— START Data shown —
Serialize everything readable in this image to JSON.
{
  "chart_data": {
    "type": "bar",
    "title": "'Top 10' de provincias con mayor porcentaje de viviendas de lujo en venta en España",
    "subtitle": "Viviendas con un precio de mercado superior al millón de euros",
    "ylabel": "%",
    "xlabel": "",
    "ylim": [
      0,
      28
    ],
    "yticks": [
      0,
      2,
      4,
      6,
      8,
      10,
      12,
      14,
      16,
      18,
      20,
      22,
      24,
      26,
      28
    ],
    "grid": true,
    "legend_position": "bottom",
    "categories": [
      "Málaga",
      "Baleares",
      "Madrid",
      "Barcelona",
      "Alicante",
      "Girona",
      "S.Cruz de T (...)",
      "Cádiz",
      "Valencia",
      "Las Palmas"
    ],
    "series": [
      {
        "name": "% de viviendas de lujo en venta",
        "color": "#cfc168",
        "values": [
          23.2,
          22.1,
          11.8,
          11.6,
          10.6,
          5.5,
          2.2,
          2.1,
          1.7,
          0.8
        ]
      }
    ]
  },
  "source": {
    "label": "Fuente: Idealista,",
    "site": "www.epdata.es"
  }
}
— END Data shown —
**Directive**
Give the entries again in full, exactly as they are written.

**Exercise result**
Serialize everything readable in this image to JSON.
{
  "chart_data": {
    "type": "bar",
    "title": "'Top 10' de provincias con mayor porcentaje de viviendas de lujo en venta en España",
    "subtitle": "Viviendas con un precio de mercado superior al millón de euros",
    "ylabel": "%",
    "xlabel": "",
    "ylim": [
      0,
      28
    ],
    "yticks": [
      0,
      2,
      4,
      6,
      8,
      10,
      12,
      14,
      16,
      18,
      20,
      22,
      24,
      26,
      28
    ],
    "grid": true,
    "legend_position": "bottom",
    "categories": [
      "Málaga",
      "Baleares",
      "Madrid",
      "Barcelona",
      "Alicante",
      "Girona",
      "S.Cruz de T (...)",
      "Cádiz",
      "Valencia",
      "Las Palmas"
    ],
    "series": [
      {
        "name": "% de viviendas de lujo en venta",
        "color": "#cfc168",
        "values": [
          23.2,
          22.1,
          11.8,
          11.6,
          10.6,
          5.5,
          2.2,
          2.1,
          1.7,
          0.8
        ]
      }
    ]
  },
  "source": {
    "label": "Fuente: Idealista,",
    "site": "www.epdata.es"
  }
}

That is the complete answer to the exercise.